> [Work to do]: Copy each line in the data that includes the word "likes".

┌──

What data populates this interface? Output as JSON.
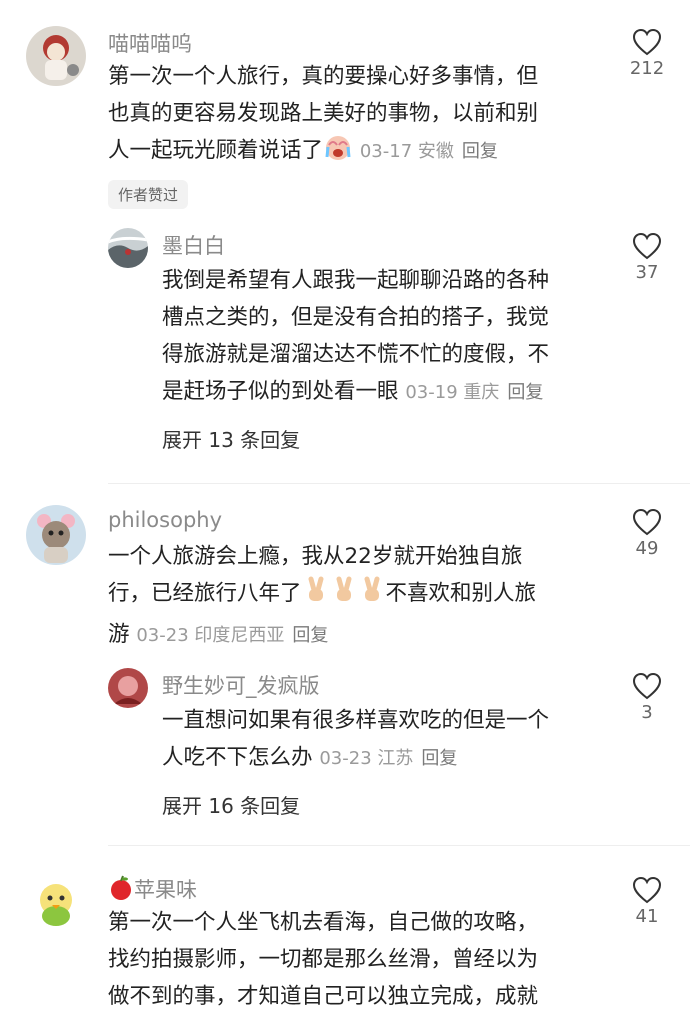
{
  "comments": [
    {
      "username": "喵喵喵呜",
      "lines": [
        "第一次一个人旅行，真的要操心好多事情，但",
        "也真的更容易发现路上美好的事物，以前和别",
        "人一起玩光顾着说话了"
      ],
      "date": "03-17",
      "location": "安徽",
      "reply": "回复",
      "likes": "212",
      "tag": "作者赞过",
      "emoji": "crying-face",
      "replies": [
        {
          "username": "墨白白",
          "lines": [
            "我倒是希望有人跟我一起聊聊沿路的各种",
            "槽点之类的，但是没有合拍的搭子，我觉",
            "得旅游就是溜溜达达不慌不忙的度假，不",
            "是赶场子似的到处看一眼"
          ],
          "date": "03-19",
          "location": "重庆",
          "reply": "回复",
          "likes": "37"
        }
      ],
      "expand": "展开 13 条回复"
    },
    {
      "username": "philosophy",
      "lines": [
        "一个人旅游会上瘾，我从22岁就开始独自旅",
        "行，已经旅行八年了",
        "游"
      ],
      "line2_tail": "不喜欢和别人旅",
      "date": "03-23",
      "location": "印度尼西亚",
      "reply": "回复",
      "likes": "49",
      "emoji": "victory-hand",
      "replies": [
        {
          "username": "野生妙可_发疯版",
          "lines": [
            "一直想问如果有很多样喜欢吃的但是一个",
            "人吃不下怎么办"
          ],
          "date": "03-23",
          "location": "江苏",
          "reply": "回复",
          "likes": "3"
        }
      ],
      "expand": "展开 16 条回复"
    },
    {
      "username": "苹果味",
      "username_emoji": "red-apple",
      "lines": [
        "第一次一个人坐飞机去看海，自己做的攻略，",
        "找约拍摄影师，一切都是那么丝滑，曾经以为",
        "做不到的事，才知道自己可以独立完成，成就"
      ],
      "likes": "41"
    }
  ],
  "colors": {
    "heart": "#333333",
    "meta": "#9a9a9a",
    "username": "#8a8a8a"
  }
}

└──

> [Complete output]:
      "likes": "212",
          "likes": "37"
      "likes": "49",
          "likes": "3"
      "likes": "41"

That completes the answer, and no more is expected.